Start of DATA TO USE
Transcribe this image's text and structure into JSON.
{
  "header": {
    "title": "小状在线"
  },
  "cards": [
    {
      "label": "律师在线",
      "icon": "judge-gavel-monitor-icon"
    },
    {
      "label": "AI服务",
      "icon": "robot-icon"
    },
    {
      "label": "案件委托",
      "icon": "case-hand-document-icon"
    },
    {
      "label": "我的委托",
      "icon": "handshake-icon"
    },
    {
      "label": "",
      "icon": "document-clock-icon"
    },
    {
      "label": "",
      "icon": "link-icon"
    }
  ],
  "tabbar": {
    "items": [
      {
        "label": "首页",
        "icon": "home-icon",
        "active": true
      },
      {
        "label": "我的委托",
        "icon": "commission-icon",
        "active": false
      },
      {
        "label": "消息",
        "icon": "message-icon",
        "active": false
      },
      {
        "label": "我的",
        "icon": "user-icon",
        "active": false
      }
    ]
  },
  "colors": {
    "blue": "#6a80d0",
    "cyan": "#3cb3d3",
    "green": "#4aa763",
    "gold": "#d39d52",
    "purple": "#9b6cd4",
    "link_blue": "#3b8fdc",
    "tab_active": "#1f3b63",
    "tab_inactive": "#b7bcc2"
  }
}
End of DATA TO USE
WHAT IS EXPECTED:
Please copy out each record, character for character.

TASK OUTPUT:
Transcribe this image's text and structure into JSON.
{
  "header": {
    "title": "小状在线"
  },
  "cards": [
    {
      "label": "律师在线",
      "icon": "judge-gavel-monitor-icon"
    },
    {
      "label": "AI服务",
      "icon": "robot-icon"
    },
    {
      "label": "案件委托",
      "icon": "case-hand-document-icon"
    },
    {
      "label": "我的委托",
      "icon": "handshake-icon"
    },
    {
      "label": "",
      "icon": "document-clock-icon"
    },
    {
      "label": "",
      "icon": "link-icon"
    }
  ],
  "tabbar": {
    "items": [
      {
        "label": "首页",
        "icon": "home-icon",
        "active": true
      },
      {
        "label": "我的委托",
        "icon": "commission-icon",
        "active": false
      },
      {
        "label": "消息",
        "icon": "message-icon",
        "active": false
      },
      {
        "label": "我的",
        "icon": "user-icon",
        "active": false
      }
    ]
  },
  "colors": {
    "blue": "#6a80d0",
    "cyan": "#3cb3d3",
    "green": "#4aa763",
    "gold": "#d39d52",
    "purple": "#9b6cd4",
    "link_blue": "#3b8fdc",
    "tab_active": "#1f3b63",
    "tab_inactive": "#b7bcc2"
  }
}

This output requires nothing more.